BEGIN DATASET EXTRACT

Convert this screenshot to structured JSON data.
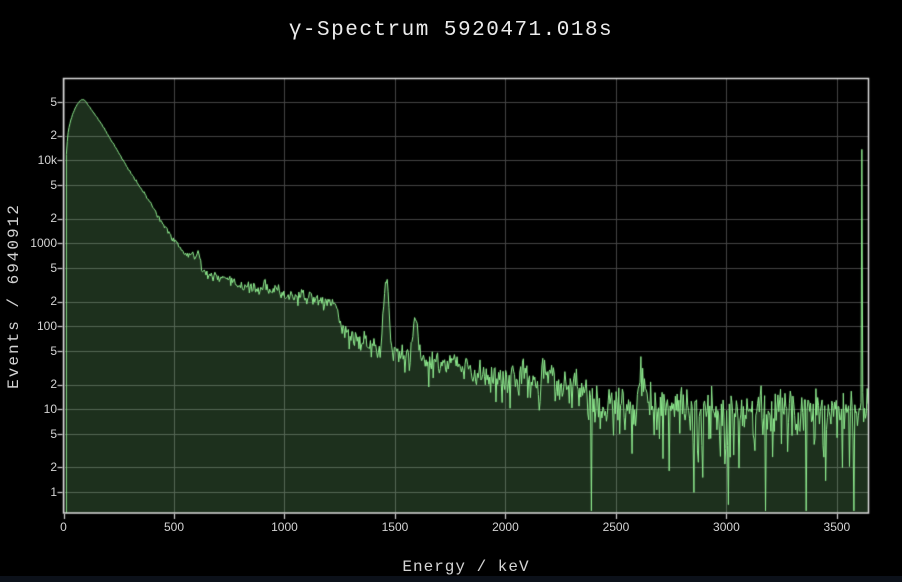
{
  "chart_data": {
    "type": "area",
    "title": "γ-Spectrum 5920471.018s",
    "xlabel": "Energy / keV",
    "ylabel": "Events / 6940912",
    "x_scale": "linear",
    "y_scale": "log",
    "xlim": [
      0,
      3643
    ],
    "ylim_log": [
      0.566,
      98600
    ],
    "grid": true,
    "legend": "none",
    "x_ticks": [
      0,
      500,
      1000,
      1500,
      2000,
      2500,
      3000,
      3500
    ],
    "y_ticks": [
      {
        "v": 1,
        "label": "1"
      },
      {
        "v": 2,
        "label": "2"
      },
      {
        "v": 5,
        "label": "5"
      },
      {
        "v": 10,
        "label": "10"
      },
      {
        "v": 20,
        "label": "2"
      },
      {
        "v": 50,
        "label": "5"
      },
      {
        "v": 100,
        "label": "100"
      },
      {
        "v": 200,
        "label": "2"
      },
      {
        "v": 500,
        "label": "5"
      },
      {
        "v": 1000,
        "label": "1000"
      },
      {
        "v": 2000,
        "label": "2"
      },
      {
        "v": 5000,
        "label": "5"
      },
      {
        "v": 10000,
        "label": "10k"
      },
      {
        "v": 20000,
        "label": "2"
      },
      {
        "v": 50000,
        "label": "5"
      }
    ],
    "colors": {
      "background": "#000000",
      "line": "#90ee90",
      "fill": "rgba(144,238,144,0.2)",
      "grid": "#454545",
      "axis_border": "#dcdcdc",
      "tick_mark": "#cfcfcf",
      "tick_label": "#d4d4d4",
      "title_text": "#ececec"
    },
    "spectrum": {
      "x_start_kev": 13,
      "bin_kev": 4,
      "baseline_points": [
        [
          13,
          12000
        ],
        [
          16,
          16000
        ],
        [
          20,
          21000
        ],
        [
          25,
          25500
        ],
        [
          32,
          30000
        ],
        [
          42,
          36500
        ],
        [
          55,
          44000
        ],
        [
          68,
          50000
        ],
        [
          80,
          53500
        ],
        [
          90,
          54500
        ],
        [
          100,
          51500
        ],
        [
          112,
          46500
        ],
        [
          125,
          41500
        ],
        [
          140,
          36500
        ],
        [
          155,
          32000
        ],
        [
          170,
          28000
        ],
        [
          185,
          24200
        ],
        [
          200,
          20500
        ],
        [
          215,
          17700
        ],
        [
          230,
          15300
        ],
        [
          245,
          13100
        ],
        [
          260,
          11200
        ],
        [
          275,
          9500
        ],
        [
          290,
          8100
        ],
        [
          305,
          7000
        ],
        [
          322,
          6000
        ],
        [
          340,
          5100
        ],
        [
          358,
          4300
        ],
        [
          376,
          3620
        ],
        [
          394,
          3050
        ],
        [
          412,
          2560
        ],
        [
          430,
          2120
        ],
        [
          448,
          1760
        ],
        [
          466,
          1470
        ],
        [
          484,
          1230
        ],
        [
          502,
          1030
        ],
        [
          520,
          905
        ],
        [
          538,
          810
        ],
        [
          556,
          730
        ],
        [
          574,
          655
        ],
        [
          592,
          582
        ],
        [
          610,
          520
        ],
        [
          628,
          472
        ],
        [
          646,
          437
        ],
        [
          664,
          413
        ],
        [
          690,
          392
        ],
        [
          720,
          368
        ],
        [
          755,
          344
        ],
        [
          790,
          322
        ],
        [
          825,
          304
        ],
        [
          860,
          288
        ],
        [
          895,
          274
        ],
        [
          930,
          261
        ],
        [
          965,
          250
        ],
        [
          1000,
          242
        ],
        [
          1040,
          233
        ],
        [
          1080,
          224
        ],
        [
          1120,
          215
        ],
        [
          1160,
          206
        ],
        [
          1200,
          197
        ],
        [
          1228,
          190
        ],
        [
          1240,
          178
        ],
        [
          1248,
          122
        ],
        [
          1258,
          96
        ],
        [
          1272,
          86
        ],
        [
          1295,
          78
        ],
        [
          1325,
          71
        ],
        [
          1360,
          65
        ],
        [
          1395,
          60
        ],
        [
          1430,
          56
        ],
        [
          1465,
          52
        ],
        [
          1500,
          48.5
        ],
        [
          1540,
          45.5
        ],
        [
          1580,
          42.5
        ],
        [
          1620,
          40
        ],
        [
          1665,
          37
        ],
        [
          1710,
          34.5
        ],
        [
          1755,
          32.5
        ],
        [
          1800,
          30.5
        ],
        [
          1850,
          28.6
        ],
        [
          1900,
          27
        ],
        [
          1950,
          25.6
        ],
        [
          2000,
          24.4
        ],
        [
          2060,
          23.3
        ],
        [
          2120,
          22.2
        ],
        [
          2180,
          21.2
        ],
        [
          2240,
          20.2
        ],
        [
          2300,
          19.2
        ],
        [
          2340,
          18.4
        ],
        [
          2360,
          16
        ],
        [
          2382,
          12.4
        ],
        [
          2410,
          11
        ],
        [
          2450,
          10.5
        ],
        [
          2510,
          10.2
        ],
        [
          2580,
          10
        ],
        [
          2660,
          9.8
        ],
        [
          2750,
          9.6
        ],
        [
          2850,
          9.4
        ],
        [
          2950,
          9.4
        ],
        [
          3050,
          9.4
        ],
        [
          3150,
          9.5
        ],
        [
          3250,
          9.7
        ],
        [
          3350,
          9.9
        ],
        [
          3450,
          10.1
        ],
        [
          3550,
          10.3
        ],
        [
          3643,
          10.1
        ]
      ],
      "peaks": [
        {
          "energy": 511,
          "amplitude": 145,
          "sigma": 7
        },
        {
          "energy": 583,
          "amplitude": 165,
          "sigma": 7
        },
        {
          "energy": 609,
          "amplitude": 255,
          "sigma": 7
        },
        {
          "energy": 911,
          "amplitude": 58,
          "sigma": 8
        },
        {
          "energy": 969,
          "amplitude": 42,
          "sigma": 8
        },
        {
          "energy": 1120,
          "amplitude": 26,
          "sigma": 8
        },
        {
          "energy": 1461,
          "amplitude": 298,
          "sigma": 9
        },
        {
          "energy": 1592,
          "amplitude": 80,
          "sigma": 8
        },
        {
          "energy": 1764,
          "amplitude": 11,
          "sigma": 9
        },
        {
          "energy": 2204,
          "amplitude": 8,
          "sigma": 10
        },
        {
          "energy": 2614,
          "amplitude": 20,
          "sigma": 10
        }
      ],
      "overflow_spike": {
        "energy": 3613,
        "value": 13600
      },
      "dips": [
        {
          "energy": 2853,
          "value": 1.0
        }
      ],
      "noise": {
        "model": "poisson",
        "seed": 11,
        "scale": 1.25
      }
    }
  }
}
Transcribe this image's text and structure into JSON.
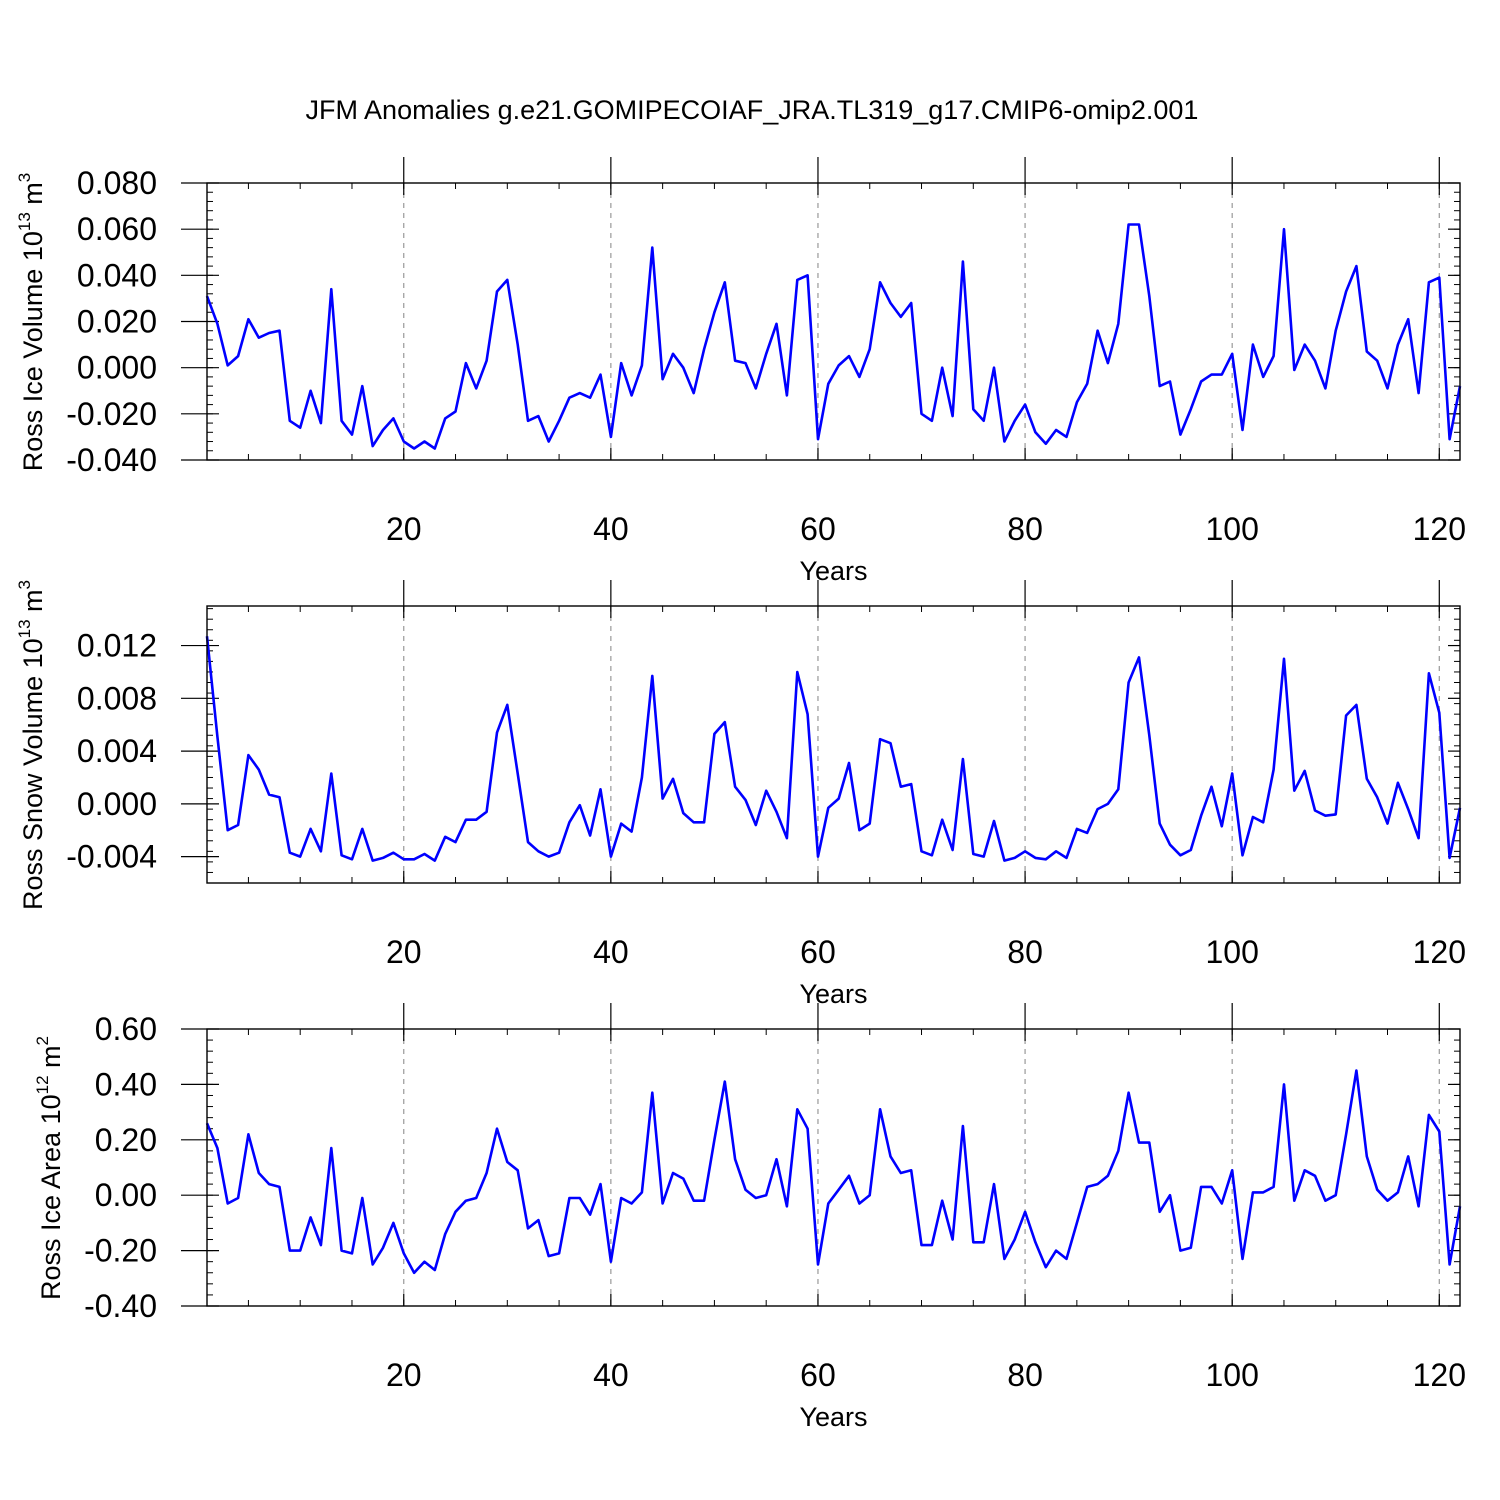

END DATASET EXTRACT

WRITTEN REQUEST: Copy each line above precisely, dropping the pictures.

RESULT:
Convert this screenshot to structured JSON data.
{
  "chart_data": {
    "type": "area",
    "title": "γ-Spectrum 5920471.018s",
    "xlabel": "Energy / keV",
    "ylabel": "Events / 6940912",
    "x_scale": "linear",
    "y_scale": "log",
    "xlim": [
      0,
      3643
    ],
    "ylim_log": [
      0.566,
      98600
    ],
    "grid": true,
    "legend": "none",
    "x_ticks": [
      0,
      500,
      1000,
      1500,
      2000,
      2500,
      3000,
      3500
    ],
    "y_ticks": [
      {
        "v": 1,
        "label": "1"
      },
      {
        "v": 2,
        "label": "2"
      },
      {
        "v": 5,
        "label": "5"
      },
      {
        "v": 10,
        "label": "10"
      },
      {
        "v": 20,
        "label": "2"
      },
      {
        "v": 50,
        "label": "5"
      },
      {
        "v": 100,
        "label": "100"
      },
      {
        "v": 200,
        "label": "2"
      },
      {
        "v": 500,
        "label": "5"
      },
      {
        "v": 1000,
        "label": "1000"
      },
      {
        "v": 2000,
        "label": "2"
      },
      {
        "v": 5000,
        "label": "5"
      },
      {
        "v": 10000,
        "label": "10k"
      },
      {
        "v": 20000,
        "label": "2"
      },
      {
        "v": 50000,
        "label": "5"
      }
    ],
    "colors": {
      "background": "#000000",
      "line": "#90ee90",
      "fill": "rgba(144,238,144,0.2)",
      "grid": "#454545",
      "axis_border": "#dcdcdc",
      "tick_mark": "#cfcfcf",
      "tick_label": "#d4d4d4",
      "title_text": "#ececec"
    },
    "spectrum": {
      "x_start_kev": 13,
      "bin_kev": 4,
      "baseline_points": [
        [
          13,
          12000
        ],
        [
          16,
          16000
        ],
        [
          20,
          21000
        ],
        [
          25,
          25500
        ],
        [
          32,
          30000
        ],
        [
          42,
          36500
        ],
        [
          55,
          44000
        ],
        [
          68,
          50000
        ],
        [
          80,
          53500
        ],
        [
          90,
          54500
        ],
        [
          100,
          51500
        ],
        [
          112,
          46500
        ],
        [
          125,
          41500
        ],
        [
          140,
          36500
        ],
        [
          155,
          32000
        ],
        [
          170,
          28000
        ],
        [
          185,
          24200
        ],
        [
          200,
          20500
        ],
        [
          215,
          17700
        ],
        [
          230,
          15300
        ],
        [
          245,
          13100
        ],
        [
          260,
          11200
        ],
        [
          275,
          9500
        ],
        [
          290,
          8100
        ],
        [
          305,
          7000
        ],
        [
          322,
          6000
        ],
        [
          340,
          5100
        ],
        [
          358,
          4300
        ],
        [
          376,
          3620
        ],
        [
          394,
          3050
        ],
        [
          412,
          2560
        ],
        [
          430,
          2120
        ],
        [
          448,
          1760
        ],
        [
          466,
          1470
        ],
        [
          484,
          1230
        ],
        [
          502,
          1030
        ],
        [
          520,
          905
        ],
        [
          538,
          810
        ],
        [
          556,
          730
        ],
        [
          574,
          655
        ],
        [
          592,
          582
        ],
        [
          610,
          520
        ],
        [
          628,
          472
        ],
        [
          646,
          437
        ],
        [
          664,
          413
        ],
        [
          690,
          392
        ],
        [
          720,
          368
        ],
        [
          755,
          344
        ],
        [
          790,
          322
        ],
        [
          825,
          304
        ],
        [
          860,
          288
        ],
        [
          895,
          274
        ],
        [
          930,
          261
        ],
        [
          965,
          250
        ],
        [
          1000,
          242
        ],
        [
          1040,
          233
        ],
        [
          1080,
          224
        ],
        [
          1120,
          215
        ],
        [
          1160,
          206
        ],
        [
          1200,
          197
        ],
        [
          1228,
          190
        ],
        [
          1240,
          178
        ],
        [
          1248,
          122
        ],
        [
          1258,
          96
        ],
        [
          1272,
          86
        ],
        [
          1295,
          78
        ],
        [
          1325,
          71
        ],
        [
          1360,
          65
        ],
        [
          1395,
          60
        ],
        [
          1430,
          56
        ],
        [
          1465,
          52
        ],
        [
          1500,
          48.5
        ],
        [
          1540,
          45.5
        ],
        [
          1580,
          42.5
        ],
        [
          1620,
          40
        ],
        [
          1665,
          37
        ],
        [
          1710,
          34.5
        ],
        [
          1755,
          32.5
        ],
        [
          1800,
          30.5
        ],
        [
          1850,
          28.6
        ],
        [
          1900,
          27
        ],
        [
          1950,
          25.6
        ],
        [
          2000,
          24.4
        ],
        [
          2060,
          23.3
        ],
        [
          2120,
          22.2
        ],
        [
          2180,
          21.2
        ],
        [
          2240,
          20.2
        ],
        [
          2300,
          19.2
        ],
        [
          2340,
          18.4
        ],
        [
          2360,
          16
        ],
        [
          2382,
          12.4
        ],
        [
          2410,
          11
        ],
        [
          2450,
          10.5
        ],
        [
          2510,
          10.2
        ],
        [
          2580,
          10
        ],
        [
          2660,
          9.8
        ],
        [
          2750,
          9.6
        ],
        [
          2850,
          9.4
        ],
        [
          2950,
          9.4
        ],
        [
          3050,
          9.4
        ],
        [
          3150,
          9.5
        ],
        [
          3250,
          9.7
        ],
        [
          3350,
          9.9
        ],
        [
          3450,
          10.1
        ],
        [
          3550,
          10.3
        ],
        [
          3643,
          10.1
        ]
      ],
      "peaks": [
        {
          "energy": 511,
          "amplitude": 145,
          "sigma": 7
        },
        {
          "energy": 583,
          "amplitude": 165,
          "sigma": 7
        },
        {
          "energy": 609,
          "amplitude": 255,
          "sigma": 7
        },
        {
          "energy": 911,
          "amplitude": 58,
          "sigma": 8
        },
        {
          "energy": 969,
          "amplitude": 42,
          "sigma": 8
        },
        {
          "energy": 1120,
          "amplitude": 26,
          "sigma": 8
        },
        {
          "energy": 1461,
          "amplitude": 298,
          "sigma": 9
        },
        {
          "energy": 1592,
          "amplitude": 80,
          "sigma": 8
        },
        {
          "energy": 1764,
          "amplitude": 11,
          "sigma": 9
        },
        {
          "energy": 2204,
          "amplitude": 8,
          "sigma": 10
        },
        {
          "energy": 2614,
          "amplitude": 20,
          "sigma": 10
        }
      ],
      "overflow_spike": {
        "energy": 3613,
        "value": 13600
      },
      "dips": [
        {
          "energy": 2853,
          "value": 1.0
        }
      ],
      "noise": {
        "model": "poisson",
        "seed": 11,
        "scale": 1.25
      }
    }
  }
}
Transcribe this image's text and structure into JSON.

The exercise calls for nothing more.